* _WHAT YOU SHOULD DO_
Count every line that includes the string "Chair" in the entries that follow. Nothing besides the number is needed.

* _EXERCISE MATERIALS_
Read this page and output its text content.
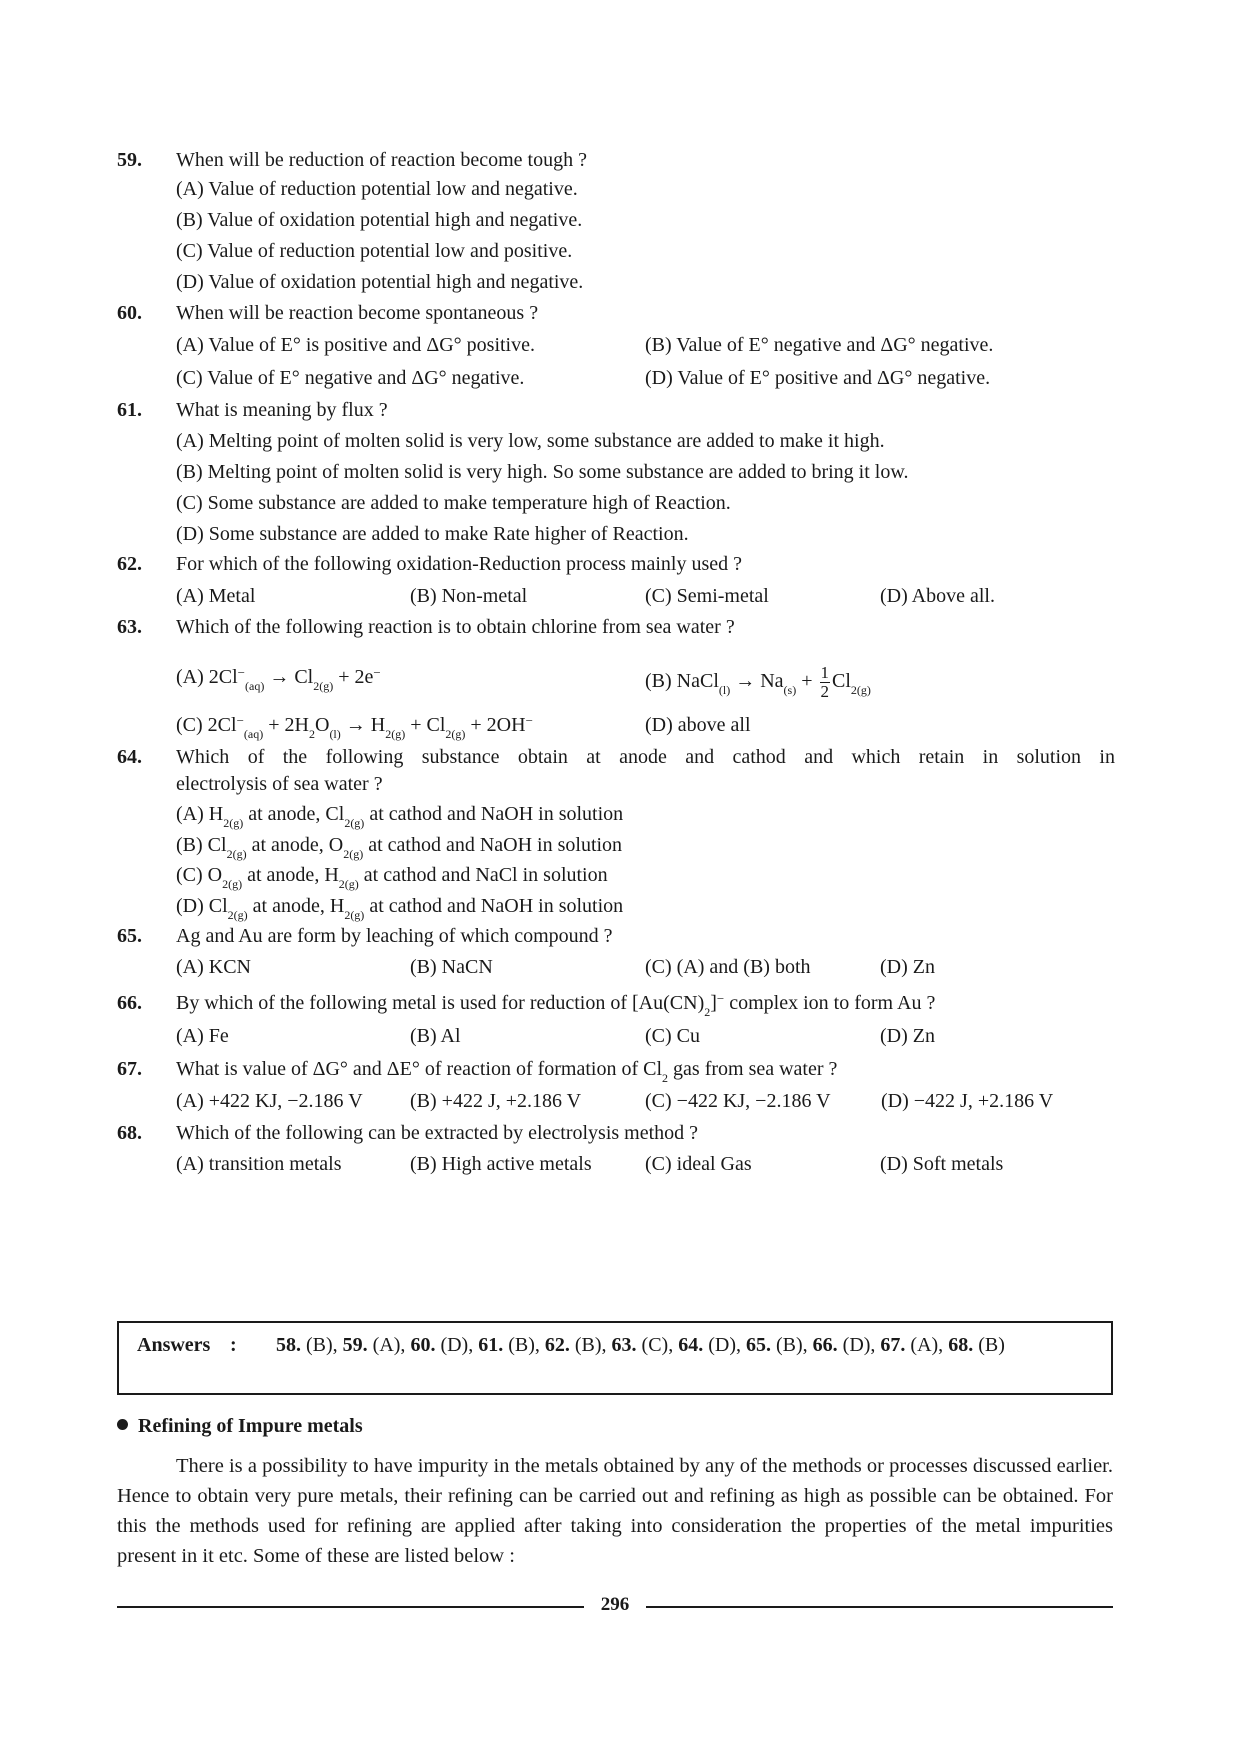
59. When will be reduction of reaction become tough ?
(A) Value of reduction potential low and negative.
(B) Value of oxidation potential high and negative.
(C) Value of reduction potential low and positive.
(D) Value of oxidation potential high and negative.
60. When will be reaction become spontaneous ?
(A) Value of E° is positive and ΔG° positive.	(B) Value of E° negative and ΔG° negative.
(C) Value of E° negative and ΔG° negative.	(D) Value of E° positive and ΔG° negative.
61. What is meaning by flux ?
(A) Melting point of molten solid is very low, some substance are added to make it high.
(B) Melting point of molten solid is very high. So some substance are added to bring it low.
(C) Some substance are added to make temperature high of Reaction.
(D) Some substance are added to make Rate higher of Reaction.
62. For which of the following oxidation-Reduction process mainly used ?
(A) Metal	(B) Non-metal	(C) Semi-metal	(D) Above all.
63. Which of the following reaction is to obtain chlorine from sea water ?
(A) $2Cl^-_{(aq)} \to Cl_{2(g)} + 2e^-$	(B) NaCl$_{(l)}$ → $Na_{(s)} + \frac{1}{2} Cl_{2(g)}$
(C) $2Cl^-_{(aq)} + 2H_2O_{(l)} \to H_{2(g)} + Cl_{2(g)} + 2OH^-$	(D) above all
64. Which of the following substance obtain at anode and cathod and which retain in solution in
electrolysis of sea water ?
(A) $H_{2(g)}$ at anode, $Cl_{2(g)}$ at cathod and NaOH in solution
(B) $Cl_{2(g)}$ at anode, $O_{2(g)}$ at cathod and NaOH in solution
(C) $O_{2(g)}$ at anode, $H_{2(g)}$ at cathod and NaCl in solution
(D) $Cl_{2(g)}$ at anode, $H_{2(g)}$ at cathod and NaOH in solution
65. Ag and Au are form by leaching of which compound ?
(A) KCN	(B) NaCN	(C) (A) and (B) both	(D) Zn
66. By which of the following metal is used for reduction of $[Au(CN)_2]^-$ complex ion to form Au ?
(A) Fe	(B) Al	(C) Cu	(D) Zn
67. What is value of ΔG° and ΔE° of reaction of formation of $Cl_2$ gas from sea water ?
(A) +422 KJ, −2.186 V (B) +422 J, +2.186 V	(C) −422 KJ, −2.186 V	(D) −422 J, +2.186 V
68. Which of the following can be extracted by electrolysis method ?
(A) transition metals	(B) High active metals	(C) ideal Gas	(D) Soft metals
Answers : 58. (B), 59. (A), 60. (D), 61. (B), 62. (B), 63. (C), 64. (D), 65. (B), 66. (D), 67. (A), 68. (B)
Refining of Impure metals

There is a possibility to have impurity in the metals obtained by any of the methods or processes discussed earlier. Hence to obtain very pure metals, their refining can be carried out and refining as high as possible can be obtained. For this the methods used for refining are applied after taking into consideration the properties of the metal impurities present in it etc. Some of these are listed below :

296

==

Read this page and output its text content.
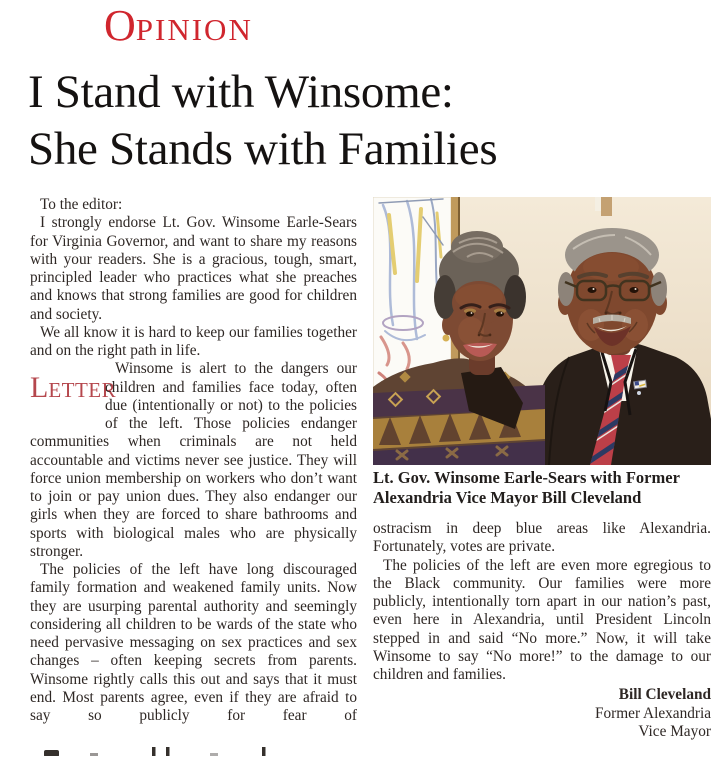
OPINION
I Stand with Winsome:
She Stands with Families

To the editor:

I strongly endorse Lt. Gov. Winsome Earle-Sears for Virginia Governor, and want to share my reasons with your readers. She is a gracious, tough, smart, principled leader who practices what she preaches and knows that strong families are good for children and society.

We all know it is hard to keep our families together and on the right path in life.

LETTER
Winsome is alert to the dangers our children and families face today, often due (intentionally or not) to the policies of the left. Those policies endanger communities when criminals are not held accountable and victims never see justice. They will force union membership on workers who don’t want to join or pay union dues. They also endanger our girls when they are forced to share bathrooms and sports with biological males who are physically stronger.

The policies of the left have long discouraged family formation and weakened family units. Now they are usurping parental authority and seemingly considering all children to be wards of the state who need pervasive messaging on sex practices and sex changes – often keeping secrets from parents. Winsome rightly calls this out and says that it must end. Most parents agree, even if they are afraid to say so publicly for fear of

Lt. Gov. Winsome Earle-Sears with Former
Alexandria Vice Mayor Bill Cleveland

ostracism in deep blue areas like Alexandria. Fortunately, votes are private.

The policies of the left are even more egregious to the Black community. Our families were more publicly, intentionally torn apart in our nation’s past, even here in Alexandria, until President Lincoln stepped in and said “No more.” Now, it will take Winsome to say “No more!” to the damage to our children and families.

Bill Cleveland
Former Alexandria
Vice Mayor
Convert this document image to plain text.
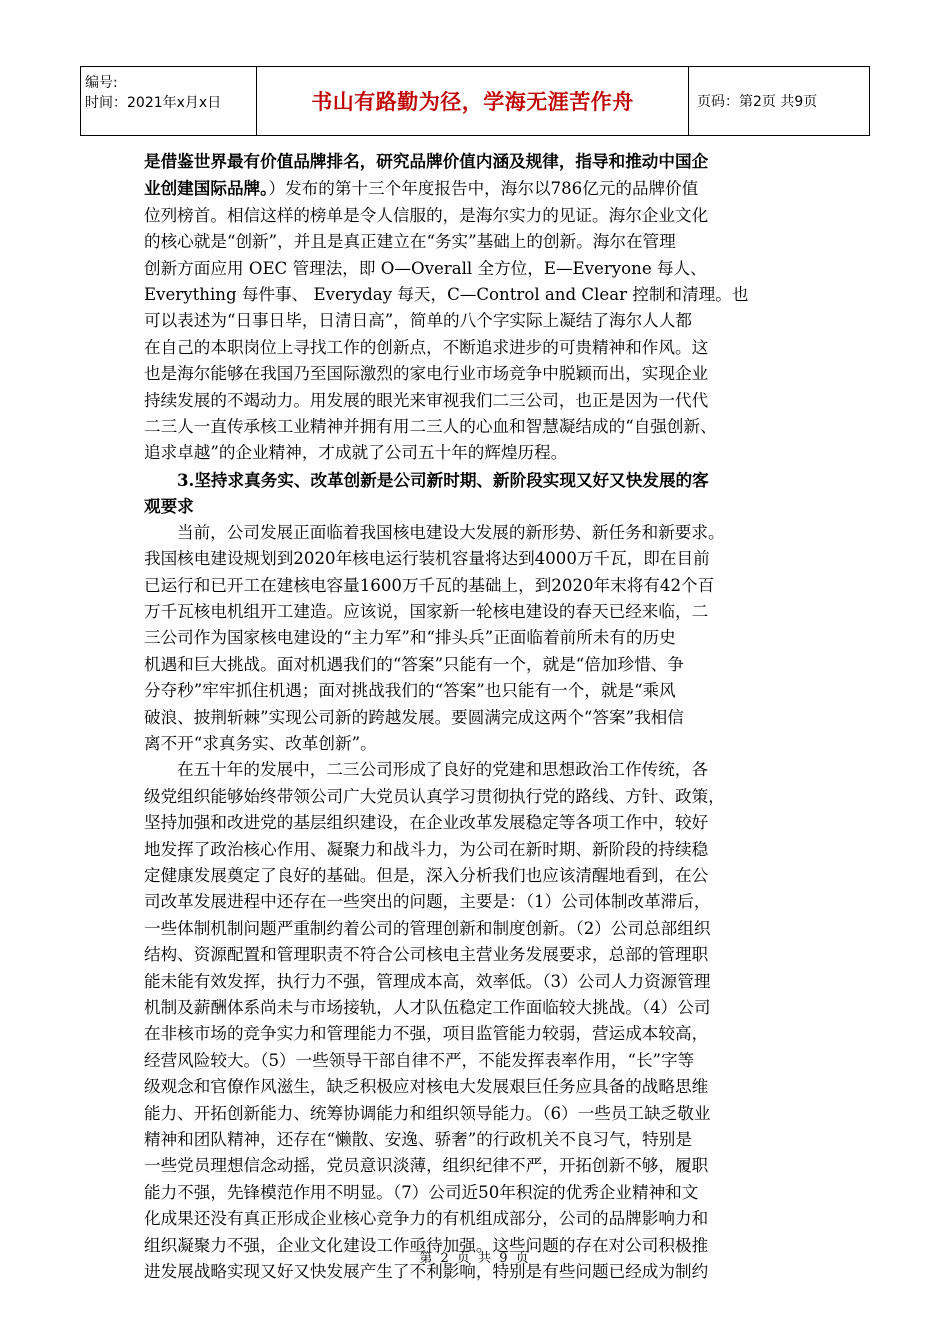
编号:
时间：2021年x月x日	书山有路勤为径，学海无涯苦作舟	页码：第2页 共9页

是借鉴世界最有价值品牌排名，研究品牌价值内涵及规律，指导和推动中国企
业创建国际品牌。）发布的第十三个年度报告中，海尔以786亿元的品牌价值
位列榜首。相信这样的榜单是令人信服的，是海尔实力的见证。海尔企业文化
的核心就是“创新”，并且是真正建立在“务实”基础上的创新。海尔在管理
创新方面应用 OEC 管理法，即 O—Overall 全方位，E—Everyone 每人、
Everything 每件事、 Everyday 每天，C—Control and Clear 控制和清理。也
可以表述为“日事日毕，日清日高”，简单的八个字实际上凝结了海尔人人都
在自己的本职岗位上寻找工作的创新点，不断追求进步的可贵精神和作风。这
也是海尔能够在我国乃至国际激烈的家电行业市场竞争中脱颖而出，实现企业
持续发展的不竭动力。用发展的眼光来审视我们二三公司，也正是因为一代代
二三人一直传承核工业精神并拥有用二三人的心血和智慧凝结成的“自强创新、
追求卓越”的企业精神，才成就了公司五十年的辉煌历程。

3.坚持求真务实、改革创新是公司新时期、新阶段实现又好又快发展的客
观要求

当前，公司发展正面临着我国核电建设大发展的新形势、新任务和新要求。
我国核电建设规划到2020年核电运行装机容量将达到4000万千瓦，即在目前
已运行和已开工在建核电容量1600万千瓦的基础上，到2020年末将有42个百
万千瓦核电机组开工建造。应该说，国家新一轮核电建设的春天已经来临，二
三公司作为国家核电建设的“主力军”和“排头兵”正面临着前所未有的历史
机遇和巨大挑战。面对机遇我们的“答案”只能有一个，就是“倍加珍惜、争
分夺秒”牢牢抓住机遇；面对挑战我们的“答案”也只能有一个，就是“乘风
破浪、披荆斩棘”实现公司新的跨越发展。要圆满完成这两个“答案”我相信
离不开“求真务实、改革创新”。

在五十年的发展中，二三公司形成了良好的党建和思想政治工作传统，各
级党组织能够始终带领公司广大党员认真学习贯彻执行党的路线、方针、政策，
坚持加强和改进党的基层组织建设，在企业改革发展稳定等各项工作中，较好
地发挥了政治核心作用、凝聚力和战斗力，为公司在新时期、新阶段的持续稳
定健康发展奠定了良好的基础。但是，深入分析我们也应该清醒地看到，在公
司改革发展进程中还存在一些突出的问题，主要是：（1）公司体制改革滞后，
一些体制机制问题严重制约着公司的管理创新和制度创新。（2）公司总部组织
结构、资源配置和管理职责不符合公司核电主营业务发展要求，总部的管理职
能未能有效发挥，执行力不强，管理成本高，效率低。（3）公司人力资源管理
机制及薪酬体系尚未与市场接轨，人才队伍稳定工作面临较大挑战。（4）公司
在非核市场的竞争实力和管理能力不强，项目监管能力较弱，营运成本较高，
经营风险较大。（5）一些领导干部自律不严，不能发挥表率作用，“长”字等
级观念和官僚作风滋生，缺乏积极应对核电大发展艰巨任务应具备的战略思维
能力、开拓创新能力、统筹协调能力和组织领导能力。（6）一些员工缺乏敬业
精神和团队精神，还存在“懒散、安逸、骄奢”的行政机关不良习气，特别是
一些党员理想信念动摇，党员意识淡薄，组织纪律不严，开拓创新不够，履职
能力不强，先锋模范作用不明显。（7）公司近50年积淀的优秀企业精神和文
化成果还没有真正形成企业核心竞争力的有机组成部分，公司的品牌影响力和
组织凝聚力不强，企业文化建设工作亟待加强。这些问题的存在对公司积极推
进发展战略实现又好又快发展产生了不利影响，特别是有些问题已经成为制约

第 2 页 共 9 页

--

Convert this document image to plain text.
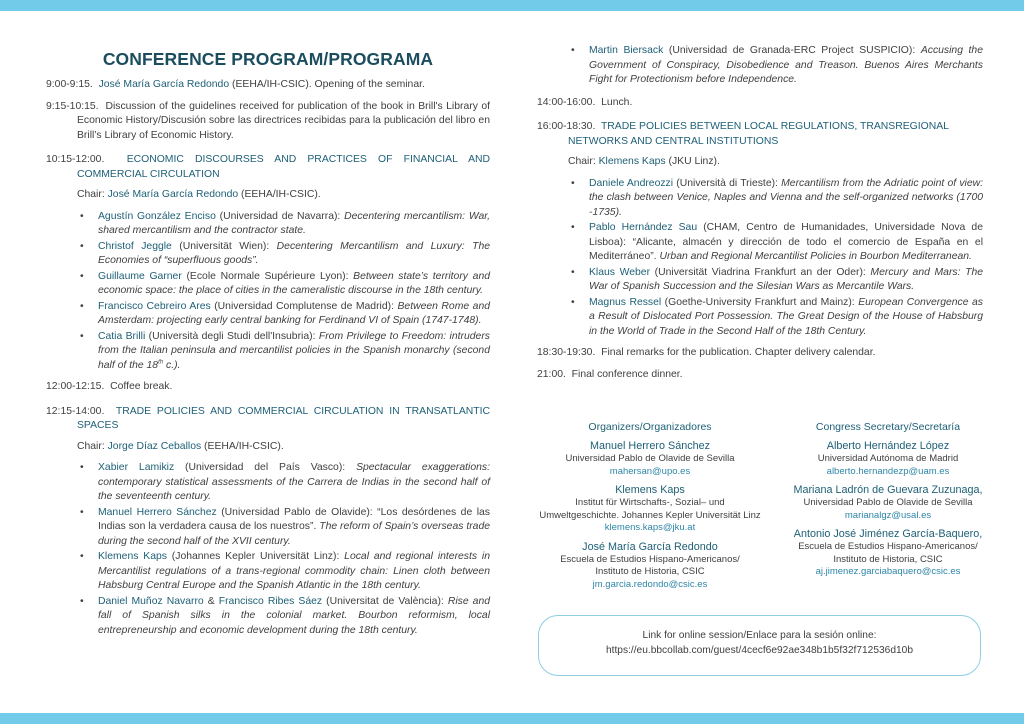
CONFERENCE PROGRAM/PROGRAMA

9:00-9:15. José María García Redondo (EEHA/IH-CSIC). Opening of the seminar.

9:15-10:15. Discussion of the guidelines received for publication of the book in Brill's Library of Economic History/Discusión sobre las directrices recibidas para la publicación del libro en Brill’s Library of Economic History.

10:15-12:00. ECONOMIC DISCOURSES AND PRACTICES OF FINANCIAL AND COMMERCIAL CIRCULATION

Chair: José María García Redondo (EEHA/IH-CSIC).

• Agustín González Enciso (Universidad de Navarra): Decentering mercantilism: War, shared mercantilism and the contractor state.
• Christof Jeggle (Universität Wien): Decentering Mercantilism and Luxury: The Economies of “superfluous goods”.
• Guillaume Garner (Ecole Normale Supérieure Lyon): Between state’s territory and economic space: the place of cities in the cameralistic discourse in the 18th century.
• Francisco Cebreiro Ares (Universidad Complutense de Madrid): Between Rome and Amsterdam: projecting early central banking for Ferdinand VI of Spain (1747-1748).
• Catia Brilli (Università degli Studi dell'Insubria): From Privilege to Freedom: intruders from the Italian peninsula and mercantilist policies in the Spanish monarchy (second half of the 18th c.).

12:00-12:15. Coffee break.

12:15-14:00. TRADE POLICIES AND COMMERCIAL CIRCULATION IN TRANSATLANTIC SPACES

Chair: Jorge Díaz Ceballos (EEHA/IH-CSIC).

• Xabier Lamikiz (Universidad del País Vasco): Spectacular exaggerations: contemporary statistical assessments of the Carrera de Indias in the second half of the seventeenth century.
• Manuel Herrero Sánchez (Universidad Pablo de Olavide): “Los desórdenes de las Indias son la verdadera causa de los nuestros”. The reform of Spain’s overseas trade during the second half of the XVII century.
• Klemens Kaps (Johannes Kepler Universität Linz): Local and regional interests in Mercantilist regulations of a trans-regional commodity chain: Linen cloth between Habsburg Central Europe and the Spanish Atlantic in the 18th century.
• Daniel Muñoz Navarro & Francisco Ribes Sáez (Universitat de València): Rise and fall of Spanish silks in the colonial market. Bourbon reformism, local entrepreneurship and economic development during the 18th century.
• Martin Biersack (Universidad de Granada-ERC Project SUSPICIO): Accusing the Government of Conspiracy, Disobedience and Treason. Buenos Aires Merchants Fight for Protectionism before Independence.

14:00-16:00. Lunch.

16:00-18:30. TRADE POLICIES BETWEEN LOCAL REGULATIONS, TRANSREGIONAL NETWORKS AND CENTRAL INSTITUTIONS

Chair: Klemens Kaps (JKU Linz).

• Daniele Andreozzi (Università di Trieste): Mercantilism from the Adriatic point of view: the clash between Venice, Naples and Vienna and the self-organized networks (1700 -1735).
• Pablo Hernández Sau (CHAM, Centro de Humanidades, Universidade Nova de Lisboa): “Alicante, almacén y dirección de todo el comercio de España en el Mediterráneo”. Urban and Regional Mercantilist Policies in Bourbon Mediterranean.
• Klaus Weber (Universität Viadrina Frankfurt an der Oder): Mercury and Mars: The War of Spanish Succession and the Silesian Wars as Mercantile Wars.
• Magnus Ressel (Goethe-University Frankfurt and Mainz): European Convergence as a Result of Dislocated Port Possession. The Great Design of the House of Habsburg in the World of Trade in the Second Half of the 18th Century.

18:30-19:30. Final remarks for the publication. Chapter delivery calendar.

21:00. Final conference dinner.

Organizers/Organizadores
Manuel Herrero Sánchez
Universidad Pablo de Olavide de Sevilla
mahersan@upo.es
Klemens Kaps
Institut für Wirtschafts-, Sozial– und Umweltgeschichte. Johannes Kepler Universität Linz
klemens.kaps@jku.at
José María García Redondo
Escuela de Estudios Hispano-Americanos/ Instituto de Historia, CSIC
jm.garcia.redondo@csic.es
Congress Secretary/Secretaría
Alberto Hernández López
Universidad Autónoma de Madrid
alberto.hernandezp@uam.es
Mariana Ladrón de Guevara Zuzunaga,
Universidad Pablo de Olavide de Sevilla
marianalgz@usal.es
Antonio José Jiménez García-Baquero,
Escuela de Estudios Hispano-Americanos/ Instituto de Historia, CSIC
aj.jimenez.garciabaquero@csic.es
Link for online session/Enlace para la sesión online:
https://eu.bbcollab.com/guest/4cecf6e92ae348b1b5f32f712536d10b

* _FINAL ANSWER_
3